* [Instructions to follow]
Below are entries to be transcribed exactly; exclude the pictures from the copy.

Stored items:
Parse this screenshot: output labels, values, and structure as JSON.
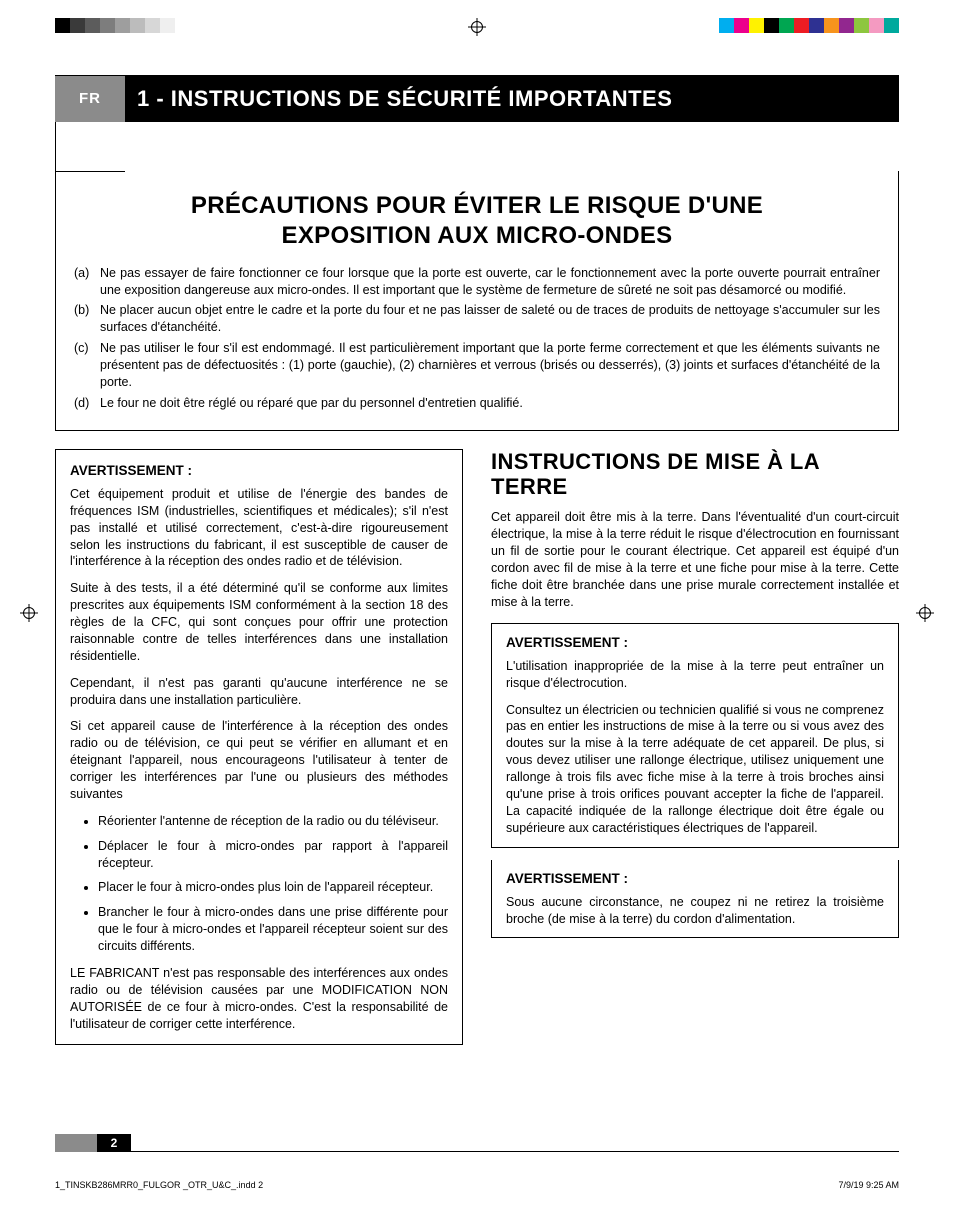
{
  "printer_marks": {
    "gray_swatches": [
      "#000000",
      "#3a3a3a",
      "#5c5c5c",
      "#7d7d7d",
      "#9e9e9e",
      "#bcbcbc",
      "#d7d7d7",
      "#efefef"
    ],
    "color_swatches": [
      "#00aeef",
      "#ec008c",
      "#fff200",
      "#000000",
      "#00a651",
      "#ed1c24",
      "#2e3192",
      "#f7941d",
      "#92278f",
      "#8dc63f",
      "#f49ac1",
      "#00a99d"
    ]
  },
  "header": {
    "lang": "FR",
    "title": "1 - INSTRUCTIONS DE SÉCURITÉ IMPORTANTES"
  },
  "precautions": {
    "title_line1": "PRÉCAUTIONS POUR ÉVITER LE RISQUE D'UNE",
    "title_line2": "EXPOSITION AUX MICRO-ONDES",
    "items": [
      {
        "label": "(a)",
        "text": "Ne pas essayer de faire fonctionner ce four lorsque que la porte est ouverte, car le fonctionnement avec la porte ouverte pourrait entraîner une exposition dangereuse aux micro-ondes. Il est important que le système de fermeture de sûreté ne soit pas désamorcé ou modifié."
      },
      {
        "label": "(b)",
        "text": "Ne placer aucun objet entre le cadre et la porte du four et ne pas laisser de saleté ou de traces de produits de nettoyage s'accumuler sur les surfaces d'étanchéité."
      },
      {
        "label": "(c)",
        "text": "Ne pas utiliser le four s'il est endommagé. Il est particulièrement important que la porte ferme correctement et que les éléments suivants ne présentent pas de défectuosités : (1) porte (gauchie), (2) charnières et verrous (brisés ou desserrés), (3) joints et surfaces d'étanchéité de la porte."
      },
      {
        "label": "(d)",
        "text": "Le four ne doit être réglé ou réparé que par du personnel d'entretien qualifié."
      }
    ]
  },
  "left_column": {
    "heading": "AVERTISSEMENT :",
    "p1": "Cet équipement produit et utilise de l'énergie des bandes de fréquences ISM (industrielles, scientifiques et médicales); s'il n'est pas installé et utilisé correctement, c'est-à-dire rigoureusement selon les instructions du fabricant, il est susceptible de causer de l'interférence à la réception des ondes radio et de télévision.",
    "p2": "Suite à des tests, il a été déterminé qu'il se conforme aux limites prescrites aux équipements ISM conformément à la section 18 des règles de la CFC, qui sont conçues pour offrir une protection raisonnable contre de telles interférences dans une installation résidentielle.",
    "p3": "Cependant, il n'est pas garanti qu'aucune interférence ne se produira dans une installation particulière.",
    "p4": "Si cet appareil cause de l'interférence à la réception des ondes radio ou de télévision, ce qui peut se vérifier en allumant et en éteignant l'appareil, nous encourageons l'utilisateur à tenter de corriger les interférences par l'une ou plusieurs des méthodes suivantes",
    "bullets": [
      "Réorienter l'antenne de réception de la radio ou du téléviseur.",
      "Déplacer le four à micro-ondes par rapport à l'appareil récepteur.",
      "Placer le four à micro-ondes plus loin de l'appareil récepteur.",
      "Brancher le four à micro-ondes dans une prise différente pour que le four à micro-ondes et l'appareil récepteur soient sur des circuits différents."
    ],
    "p5": "LE FABRICANT n'est pas responsable des interférences aux ondes radio ou de télévision causées par une MODIFICATION NON AUTORISÉE de ce four à micro-ondes. C'est la responsabilité de l'utilisateur de corriger cette interférence."
  },
  "right_column": {
    "title": "INSTRUCTIONS DE MISE À LA TERRE",
    "p1": "Cet appareil doit être mis à la terre. Dans l'éventualité d'un court-circuit électrique, la mise à la terre réduit le risque d'électrocution en fournissant un fil de sortie pour le courant électrique. Cet appareil est équipé d'un cordon avec fil de mise à la terre et une fiche pour mise à la terre. Cette fiche doit être branchée dans une prise murale correctement installée et mise à la terre.",
    "box1_heading": "AVERTISSEMENT :",
    "box1_p1": "L'utilisation inappropriée de la mise à la terre peut entraîner un risque d'électrocution.",
    "box1_p2": "Consultez un électricien ou technicien qualifié si vous ne comprenez pas en entier les instructions de mise à la terre ou si vous avez des doutes sur la mise à la terre adéquate de cet appareil. De plus, si vous devez utiliser une rallonge électrique, utilisez uniquement une rallonge à trois fils avec fiche mise à la terre à trois broches ainsi qu'une prise à trois orifices pouvant accepter la fiche de l'appareil. La capacité indiquée de la rallonge électrique doit être égale ou supérieure aux caractéristiques électriques de l'appareil.",
    "box2_heading": "AVERTISSEMENT :",
    "box2_p1": "Sous aucune circonstance, ne coupez ni ne retirez la troisième broche (de mise à la terre) du cordon d'alimentation."
  },
  "footer": {
    "page_number": "2",
    "slug_file": "1_TINSKB286MRR0_FULGOR _OTR_U&C_.indd   2",
    "slug_date": "7/9/19  9:25 AM"
  }
}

* [The response]
Parse this screenshot: output labels, values, and structure as JSON.
{
  "printer_marks": {
    "gray_swatches": [
      "#000000",
      "#3a3a3a",
      "#5c5c5c",
      "#7d7d7d",
      "#9e9e9e",
      "#bcbcbc",
      "#d7d7d7",
      "#efefef"
    ],
    "color_swatches": [
      "#00aeef",
      "#ec008c",
      "#fff200",
      "#000000",
      "#00a651",
      "#ed1c24",
      "#2e3192",
      "#f7941d",
      "#92278f",
      "#8dc63f",
      "#f49ac1",
      "#00a99d"
    ]
  },
  "header": {
    "lang": "FR",
    "title": "1 - INSTRUCTIONS DE SÉCURITÉ IMPORTANTES"
  },
  "precautions": {
    "title_line1": "PRÉCAUTIONS POUR ÉVITER LE RISQUE D'UNE",
    "title_line2": "EXPOSITION AUX MICRO-ONDES",
    "items": [
      {
        "label": "(a)",
        "text": "Ne pas essayer de faire fonctionner ce four lorsque que la porte est ouverte, car le fonctionnement avec la porte ouverte pourrait entraîner une exposition dangereuse aux micro-ondes. Il est important que le système de fermeture de sûreté ne soit pas désamorcé ou modifié."
      },
      {
        "label": "(b)",
        "text": "Ne placer aucun objet entre le cadre et la porte du four et ne pas laisser de saleté ou de traces de produits de nettoyage s'accumuler sur les surfaces d'étanchéité."
      },
      {
        "label": "(c)",
        "text": "Ne pas utiliser le four s'il est endommagé. Il est particulièrement important que la porte ferme correctement et que les éléments suivants ne présentent pas de défectuosités : (1) porte (gauchie), (2) charnières et verrous (brisés ou desserrés), (3) joints et surfaces d'étanchéité de la porte."
      },
      {
        "label": "(d)",
        "text": "Le four ne doit être réglé ou réparé que par du personnel d'entretien qualifié."
      }
    ]
  },
  "left_column": {
    "heading": "AVERTISSEMENT :",
    "p1": "Cet équipement produit et utilise de l'énergie des bandes de fréquences ISM (industrielles, scientifiques et médicales); s'il n'est pas installé et utilisé correctement, c'est-à-dire rigoureusement selon les instructions du fabricant, il est susceptible de causer de l'interférence à la réception des ondes radio et de télévision.",
    "p2": "Suite à des tests, il a été déterminé qu'il se conforme aux limites prescrites aux équipements ISM conformément à la section 18 des règles de la CFC, qui sont conçues pour offrir une protection raisonnable contre de telles interférences dans une installation résidentielle.",
    "p3": "Cependant, il n'est pas garanti qu'aucune interférence ne se produira dans une installation particulière.",
    "p4": "Si cet appareil cause de l'interférence à la réception des ondes radio ou de télévision, ce qui peut se vérifier en allumant et en éteignant l'appareil, nous encourageons l'utilisateur à tenter de corriger les interférences par l'une ou plusieurs des méthodes suivantes",
    "bullets": [
      "Réorienter l'antenne de réception de la radio ou du téléviseur.",
      "Déplacer le four à micro-ondes par rapport à l'appareil récepteur.",
      "Placer le four à micro-ondes plus loin de l'appareil récepteur.",
      "Brancher le four à micro-ondes dans une prise différente pour que le four à micro-ondes et l'appareil récepteur soient sur des circuits différents."
    ],
    "p5": "LE FABRICANT n'est pas responsable des interférences aux ondes radio ou de télévision causées par une MODIFICATION NON AUTORISÉE de ce four à micro-ondes. C'est la responsabilité de l'utilisateur de corriger cette interférence."
  },
  "right_column": {
    "title": "INSTRUCTIONS DE MISE À LA TERRE",
    "p1": "Cet appareil doit être mis à la terre. Dans l'éventualité d'un court-circuit électrique, la mise à la terre réduit le risque d'électrocution en fournissant un fil de sortie pour le courant électrique. Cet appareil est équipé d'un cordon avec fil de mise à la terre et une fiche pour mise à la terre. Cette fiche doit être branchée dans une prise murale correctement installée et mise à la terre.",
    "box1_heading": "AVERTISSEMENT :",
    "box1_p1": "L'utilisation inappropriée de la mise à la terre peut entraîner un risque d'électrocution.",
    "box1_p2": "Consultez un électricien ou technicien qualifié si vous ne comprenez pas en entier les instructions de mise à la terre ou si vous avez des doutes sur la mise à la terre adéquate de cet appareil. De plus, si vous devez utiliser une rallonge électrique, utilisez uniquement une rallonge à trois fils avec fiche mise à la terre à trois broches ainsi qu'une prise à trois orifices pouvant accepter la fiche de l'appareil. La capacité indiquée de la rallonge électrique doit être égale ou supérieure aux caractéristiques électriques de l'appareil.",
    "box2_heading": "AVERTISSEMENT :",
    "box2_p1": "Sous aucune circonstance, ne coupez ni ne retirez la troisième broche (de mise à la terre) du cordon d'alimentation."
  },
  "footer": {
    "page_number": "2",
    "slug_file": "1_TINSKB286MRR0_FULGOR _OTR_U&C_.indd   2",
    "slug_date": "7/9/19  9:25 AM"
  }
}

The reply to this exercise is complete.